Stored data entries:
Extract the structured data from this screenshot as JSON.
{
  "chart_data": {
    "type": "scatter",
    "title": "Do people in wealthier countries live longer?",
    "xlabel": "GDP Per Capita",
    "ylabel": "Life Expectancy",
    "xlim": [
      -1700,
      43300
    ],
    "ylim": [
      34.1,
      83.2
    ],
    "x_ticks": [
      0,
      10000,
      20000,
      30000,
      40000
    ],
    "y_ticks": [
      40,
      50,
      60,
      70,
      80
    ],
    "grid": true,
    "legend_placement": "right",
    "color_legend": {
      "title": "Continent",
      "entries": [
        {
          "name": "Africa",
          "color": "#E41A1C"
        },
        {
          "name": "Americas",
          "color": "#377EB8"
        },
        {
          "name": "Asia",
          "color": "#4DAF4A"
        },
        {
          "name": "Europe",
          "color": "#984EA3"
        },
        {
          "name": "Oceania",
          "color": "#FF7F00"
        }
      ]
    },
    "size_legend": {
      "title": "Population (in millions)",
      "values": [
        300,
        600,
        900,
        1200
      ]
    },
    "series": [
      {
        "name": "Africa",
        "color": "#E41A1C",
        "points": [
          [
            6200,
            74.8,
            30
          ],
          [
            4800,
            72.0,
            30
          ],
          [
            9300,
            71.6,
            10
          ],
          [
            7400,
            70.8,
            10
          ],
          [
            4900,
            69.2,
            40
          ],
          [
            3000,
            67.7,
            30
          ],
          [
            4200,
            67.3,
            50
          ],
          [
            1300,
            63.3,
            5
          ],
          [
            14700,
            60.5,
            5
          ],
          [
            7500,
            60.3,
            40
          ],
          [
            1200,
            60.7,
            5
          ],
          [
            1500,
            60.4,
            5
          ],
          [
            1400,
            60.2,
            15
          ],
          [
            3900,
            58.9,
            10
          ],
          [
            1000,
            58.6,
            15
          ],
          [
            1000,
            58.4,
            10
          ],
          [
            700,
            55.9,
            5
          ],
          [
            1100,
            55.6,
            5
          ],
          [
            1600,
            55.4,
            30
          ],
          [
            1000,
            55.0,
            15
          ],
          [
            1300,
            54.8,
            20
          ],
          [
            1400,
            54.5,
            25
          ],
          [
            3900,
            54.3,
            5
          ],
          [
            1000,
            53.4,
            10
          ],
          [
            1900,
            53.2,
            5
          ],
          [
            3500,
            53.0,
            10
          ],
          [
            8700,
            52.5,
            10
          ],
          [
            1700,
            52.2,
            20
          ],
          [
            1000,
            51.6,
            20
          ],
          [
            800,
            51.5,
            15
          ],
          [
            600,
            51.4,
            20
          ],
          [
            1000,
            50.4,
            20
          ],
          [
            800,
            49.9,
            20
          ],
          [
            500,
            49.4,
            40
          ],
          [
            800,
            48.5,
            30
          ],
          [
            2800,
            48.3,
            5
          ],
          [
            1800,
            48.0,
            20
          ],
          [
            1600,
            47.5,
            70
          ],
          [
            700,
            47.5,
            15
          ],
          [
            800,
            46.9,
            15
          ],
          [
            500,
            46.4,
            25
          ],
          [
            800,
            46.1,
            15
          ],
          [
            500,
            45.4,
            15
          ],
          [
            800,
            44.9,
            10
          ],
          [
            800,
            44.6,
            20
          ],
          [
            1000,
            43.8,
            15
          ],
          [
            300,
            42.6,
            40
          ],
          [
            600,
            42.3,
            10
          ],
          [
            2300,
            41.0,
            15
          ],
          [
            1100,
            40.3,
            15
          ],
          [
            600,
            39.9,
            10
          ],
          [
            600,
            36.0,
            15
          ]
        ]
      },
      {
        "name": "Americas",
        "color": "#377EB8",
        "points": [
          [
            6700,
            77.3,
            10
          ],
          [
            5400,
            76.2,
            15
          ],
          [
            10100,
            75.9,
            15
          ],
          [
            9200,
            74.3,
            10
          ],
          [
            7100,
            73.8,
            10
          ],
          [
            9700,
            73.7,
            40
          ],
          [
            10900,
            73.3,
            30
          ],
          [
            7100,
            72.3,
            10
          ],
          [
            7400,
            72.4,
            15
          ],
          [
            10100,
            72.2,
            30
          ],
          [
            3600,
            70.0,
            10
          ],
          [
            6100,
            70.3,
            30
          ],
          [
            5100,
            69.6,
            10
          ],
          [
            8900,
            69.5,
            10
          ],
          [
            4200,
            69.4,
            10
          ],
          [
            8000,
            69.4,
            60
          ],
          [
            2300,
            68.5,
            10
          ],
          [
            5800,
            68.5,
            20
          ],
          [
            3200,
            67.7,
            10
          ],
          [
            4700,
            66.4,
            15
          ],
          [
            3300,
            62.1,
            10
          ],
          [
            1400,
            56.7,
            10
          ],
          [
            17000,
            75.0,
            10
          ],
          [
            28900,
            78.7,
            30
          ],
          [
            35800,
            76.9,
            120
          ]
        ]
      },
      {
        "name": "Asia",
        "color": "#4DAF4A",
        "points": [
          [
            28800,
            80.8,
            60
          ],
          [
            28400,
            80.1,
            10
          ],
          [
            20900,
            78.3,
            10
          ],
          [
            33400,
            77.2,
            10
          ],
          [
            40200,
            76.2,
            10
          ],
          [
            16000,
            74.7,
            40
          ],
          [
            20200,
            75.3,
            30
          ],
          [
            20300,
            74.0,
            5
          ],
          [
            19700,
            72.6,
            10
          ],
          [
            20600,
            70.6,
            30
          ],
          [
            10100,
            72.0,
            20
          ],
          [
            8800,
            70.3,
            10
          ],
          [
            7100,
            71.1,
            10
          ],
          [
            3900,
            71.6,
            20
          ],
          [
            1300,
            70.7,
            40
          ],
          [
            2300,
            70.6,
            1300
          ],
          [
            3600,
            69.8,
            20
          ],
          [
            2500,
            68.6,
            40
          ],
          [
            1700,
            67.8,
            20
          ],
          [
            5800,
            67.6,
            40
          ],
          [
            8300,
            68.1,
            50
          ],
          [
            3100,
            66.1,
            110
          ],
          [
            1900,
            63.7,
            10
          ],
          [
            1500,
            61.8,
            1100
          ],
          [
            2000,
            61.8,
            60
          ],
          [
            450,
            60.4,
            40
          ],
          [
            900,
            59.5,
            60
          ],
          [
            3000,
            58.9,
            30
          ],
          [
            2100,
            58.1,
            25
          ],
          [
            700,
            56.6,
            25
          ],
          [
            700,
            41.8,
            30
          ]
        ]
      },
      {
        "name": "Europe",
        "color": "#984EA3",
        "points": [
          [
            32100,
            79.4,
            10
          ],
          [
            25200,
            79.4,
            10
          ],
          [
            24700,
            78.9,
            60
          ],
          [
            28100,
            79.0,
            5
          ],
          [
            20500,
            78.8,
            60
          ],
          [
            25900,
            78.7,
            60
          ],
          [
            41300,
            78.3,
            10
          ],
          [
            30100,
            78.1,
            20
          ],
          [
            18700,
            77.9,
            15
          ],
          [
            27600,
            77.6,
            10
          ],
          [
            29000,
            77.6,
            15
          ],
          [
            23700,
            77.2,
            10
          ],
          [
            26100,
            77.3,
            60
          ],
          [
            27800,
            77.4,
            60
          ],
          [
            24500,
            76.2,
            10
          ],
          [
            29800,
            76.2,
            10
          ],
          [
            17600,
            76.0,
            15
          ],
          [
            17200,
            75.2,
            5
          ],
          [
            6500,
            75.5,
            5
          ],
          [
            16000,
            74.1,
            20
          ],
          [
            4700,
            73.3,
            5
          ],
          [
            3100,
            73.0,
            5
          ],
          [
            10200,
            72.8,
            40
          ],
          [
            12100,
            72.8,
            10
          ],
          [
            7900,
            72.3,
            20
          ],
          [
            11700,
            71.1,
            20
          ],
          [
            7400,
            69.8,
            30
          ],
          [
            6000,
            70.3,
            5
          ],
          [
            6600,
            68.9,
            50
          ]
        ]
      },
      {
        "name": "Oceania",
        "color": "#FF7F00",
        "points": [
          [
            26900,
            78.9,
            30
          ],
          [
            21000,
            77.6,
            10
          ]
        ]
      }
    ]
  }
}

» Exercise directions
Copy each line above where the string "title" occurs.

» Correct result
    "title": "Do people in wealthier countries live longer?",
      "title": "Continent",
      "title": "Population (in millions)",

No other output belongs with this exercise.